* [EXERCISE GOAL]
Retype each record below word for word. Leave the pictures out.

* [EXERCISE INPUTS]
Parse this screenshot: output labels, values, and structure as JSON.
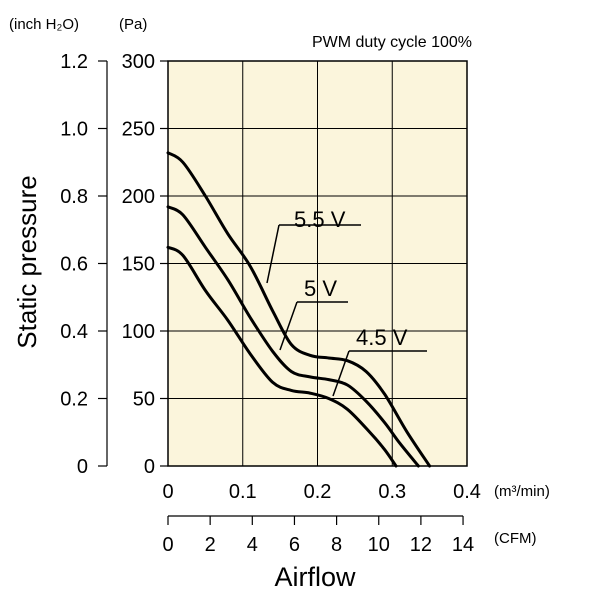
{
  "chart_data": {
    "type": "line",
    "title": "PWM duty cycle 100%",
    "xlabel": "Airflow",
    "ylabel": "Static pressure",
    "y_unit_inch": "(inch H₂O)",
    "y_unit_pa": "(Pa)",
    "x_unit_m3": "(m³/min)",
    "x_unit_cfm": "(CFM)",
    "xlim": [
      0,
      0.4
    ],
    "ylim": [
      0,
      300
    ],
    "x_ticks_m3": [
      "0",
      "0.1",
      "0.2",
      "0.3",
      "0.4"
    ],
    "x_ticks_cfm": [
      "0",
      "2",
      "4",
      "6",
      "8",
      "10",
      "12",
      "14"
    ],
    "y_ticks_pa": [
      "0",
      "50",
      "100",
      "150",
      "200",
      "250",
      "300"
    ],
    "y_ticks_inch": [
      "0",
      "0.2",
      "0.4",
      "0.6",
      "0.8",
      "1.0",
      "1.2"
    ],
    "series": [
      {
        "name": "5.5 V",
        "x": [
          0,
          0.02,
          0.05,
          0.08,
          0.11,
          0.14,
          0.165,
          0.19,
          0.215,
          0.24,
          0.265,
          0.29,
          0.32,
          0.35
        ],
        "y": [
          232,
          225,
          200,
          172,
          148,
          115,
          90,
          82,
          80,
          78,
          70,
          53,
          25,
          0
        ]
      },
      {
        "name": "5 V",
        "x": [
          0,
          0.02,
          0.05,
          0.08,
          0.11,
          0.14,
          0.165,
          0.19,
          0.215,
          0.24,
          0.265,
          0.29,
          0.31,
          0.335
        ],
        "y": [
          192,
          186,
          162,
          138,
          110,
          85,
          70,
          66,
          64,
          60,
          48,
          32,
          17,
          0
        ]
      },
      {
        "name": "4.5 V",
        "x": [
          0,
          0.02,
          0.05,
          0.08,
          0.11,
          0.14,
          0.165,
          0.19,
          0.215,
          0.24,
          0.27,
          0.29,
          0.305
        ],
        "y": [
          162,
          156,
          130,
          108,
          83,
          62,
          56,
          54,
          50,
          42,
          25,
          12,
          0
        ]
      }
    ]
  }
}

* [RESULT OF THIS TASK]
Parse this screenshot: output labels, values, and structure as JSON.
{
  "chart_data": {
    "type": "line",
    "title": "PWM duty cycle 100%",
    "xlabel": "Airflow",
    "ylabel": "Static pressure",
    "y_unit_inch": "(inch H₂O)",
    "y_unit_pa": "(Pa)",
    "x_unit_m3": "(m³/min)",
    "x_unit_cfm": "(CFM)",
    "xlim": [
      0,
      0.4
    ],
    "ylim": [
      0,
      300
    ],
    "x_ticks_m3": [
      "0",
      "0.1",
      "0.2",
      "0.3",
      "0.4"
    ],
    "x_ticks_cfm": [
      "0",
      "2",
      "4",
      "6",
      "8",
      "10",
      "12",
      "14"
    ],
    "y_ticks_pa": [
      "0",
      "50",
      "100",
      "150",
      "200",
      "250",
      "300"
    ],
    "y_ticks_inch": [
      "0",
      "0.2",
      "0.4",
      "0.6",
      "0.8",
      "1.0",
      "1.2"
    ],
    "series": [
      {
        "name": "5.5 V",
        "x": [
          0,
          0.02,
          0.05,
          0.08,
          0.11,
          0.14,
          0.165,
          0.19,
          0.215,
          0.24,
          0.265,
          0.29,
          0.32,
          0.35
        ],
        "y": [
          232,
          225,
          200,
          172,
          148,
          115,
          90,
          82,
          80,
          78,
          70,
          53,
          25,
          0
        ]
      },
      {
        "name": "5 V",
        "x": [
          0,
          0.02,
          0.05,
          0.08,
          0.11,
          0.14,
          0.165,
          0.19,
          0.215,
          0.24,
          0.265,
          0.29,
          0.31,
          0.335
        ],
        "y": [
          192,
          186,
          162,
          138,
          110,
          85,
          70,
          66,
          64,
          60,
          48,
          32,
          17,
          0
        ]
      },
      {
        "name": "4.5 V",
        "x": [
          0,
          0.02,
          0.05,
          0.08,
          0.11,
          0.14,
          0.165,
          0.19,
          0.215,
          0.24,
          0.27,
          0.29,
          0.305
        ],
        "y": [
          162,
          156,
          130,
          108,
          83,
          62,
          56,
          54,
          50,
          42,
          25,
          12,
          0
        ]
      }
    ]
  }
}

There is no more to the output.